▶ _TASK TO COMPLETE_
Pick out and copy every line of the records that contains the string "rule", counting only matches whose case agrees.

----

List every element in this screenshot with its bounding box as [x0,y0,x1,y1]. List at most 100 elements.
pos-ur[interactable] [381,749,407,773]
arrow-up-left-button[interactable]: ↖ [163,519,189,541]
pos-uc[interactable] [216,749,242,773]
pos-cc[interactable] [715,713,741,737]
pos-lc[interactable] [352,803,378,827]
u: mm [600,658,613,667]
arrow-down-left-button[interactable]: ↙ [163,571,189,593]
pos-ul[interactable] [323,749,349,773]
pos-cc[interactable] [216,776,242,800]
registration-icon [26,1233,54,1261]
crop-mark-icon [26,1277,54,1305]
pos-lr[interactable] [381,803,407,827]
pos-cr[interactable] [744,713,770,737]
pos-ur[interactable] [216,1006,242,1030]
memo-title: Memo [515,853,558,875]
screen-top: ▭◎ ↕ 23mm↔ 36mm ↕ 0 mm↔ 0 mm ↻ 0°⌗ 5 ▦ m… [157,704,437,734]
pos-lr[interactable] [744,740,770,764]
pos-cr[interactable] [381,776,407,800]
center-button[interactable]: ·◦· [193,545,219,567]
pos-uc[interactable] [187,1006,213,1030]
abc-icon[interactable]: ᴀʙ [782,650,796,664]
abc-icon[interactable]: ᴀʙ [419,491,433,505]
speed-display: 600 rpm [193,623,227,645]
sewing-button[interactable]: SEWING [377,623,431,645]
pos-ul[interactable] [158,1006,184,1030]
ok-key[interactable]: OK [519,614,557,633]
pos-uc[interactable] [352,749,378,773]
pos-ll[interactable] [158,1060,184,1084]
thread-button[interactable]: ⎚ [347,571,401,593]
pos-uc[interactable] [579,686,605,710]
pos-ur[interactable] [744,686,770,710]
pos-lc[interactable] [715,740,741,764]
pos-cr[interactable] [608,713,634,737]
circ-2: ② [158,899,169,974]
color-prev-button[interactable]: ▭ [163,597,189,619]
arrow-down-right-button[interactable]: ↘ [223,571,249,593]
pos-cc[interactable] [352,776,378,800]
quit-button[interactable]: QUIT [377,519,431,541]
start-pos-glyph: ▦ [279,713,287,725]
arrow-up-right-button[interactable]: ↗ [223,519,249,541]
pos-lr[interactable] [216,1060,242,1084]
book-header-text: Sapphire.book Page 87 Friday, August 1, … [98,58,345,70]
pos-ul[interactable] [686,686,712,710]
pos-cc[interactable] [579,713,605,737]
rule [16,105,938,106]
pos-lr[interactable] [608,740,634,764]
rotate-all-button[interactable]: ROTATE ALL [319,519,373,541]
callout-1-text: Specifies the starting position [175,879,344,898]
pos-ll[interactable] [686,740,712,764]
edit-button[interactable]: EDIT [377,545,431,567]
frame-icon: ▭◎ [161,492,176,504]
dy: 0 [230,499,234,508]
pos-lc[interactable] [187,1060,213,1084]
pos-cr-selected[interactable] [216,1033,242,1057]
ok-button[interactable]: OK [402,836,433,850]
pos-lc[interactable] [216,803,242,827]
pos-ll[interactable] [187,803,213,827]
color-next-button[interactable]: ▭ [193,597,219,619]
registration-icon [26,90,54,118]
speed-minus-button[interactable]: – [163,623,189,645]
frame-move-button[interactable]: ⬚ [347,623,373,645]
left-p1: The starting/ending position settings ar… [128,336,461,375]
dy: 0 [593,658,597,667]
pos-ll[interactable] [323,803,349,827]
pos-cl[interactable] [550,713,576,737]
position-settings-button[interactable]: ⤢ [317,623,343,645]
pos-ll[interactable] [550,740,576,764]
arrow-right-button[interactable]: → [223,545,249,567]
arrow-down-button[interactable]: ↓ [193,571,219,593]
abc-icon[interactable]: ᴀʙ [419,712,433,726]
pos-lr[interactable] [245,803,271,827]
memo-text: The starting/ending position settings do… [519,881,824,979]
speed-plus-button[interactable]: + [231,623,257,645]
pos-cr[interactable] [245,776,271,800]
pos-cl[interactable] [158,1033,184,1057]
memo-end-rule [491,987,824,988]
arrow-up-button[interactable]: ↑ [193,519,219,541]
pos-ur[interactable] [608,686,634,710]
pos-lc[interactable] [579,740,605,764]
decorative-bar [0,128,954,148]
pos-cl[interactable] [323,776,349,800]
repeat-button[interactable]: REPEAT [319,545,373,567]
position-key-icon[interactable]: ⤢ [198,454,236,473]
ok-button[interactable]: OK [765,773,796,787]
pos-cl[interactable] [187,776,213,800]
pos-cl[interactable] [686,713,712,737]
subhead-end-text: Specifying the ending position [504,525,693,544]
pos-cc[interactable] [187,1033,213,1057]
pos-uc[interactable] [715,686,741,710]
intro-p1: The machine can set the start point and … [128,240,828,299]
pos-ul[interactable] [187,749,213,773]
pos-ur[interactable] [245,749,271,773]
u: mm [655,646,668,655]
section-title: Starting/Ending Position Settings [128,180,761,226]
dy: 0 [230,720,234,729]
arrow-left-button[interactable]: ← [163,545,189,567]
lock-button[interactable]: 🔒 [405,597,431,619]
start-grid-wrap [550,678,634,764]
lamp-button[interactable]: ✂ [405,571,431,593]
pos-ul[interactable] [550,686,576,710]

----

▶ _SOLVED EXERCISE_
rule [16,105,938,106]
memo-end-rule [491,987,824,988]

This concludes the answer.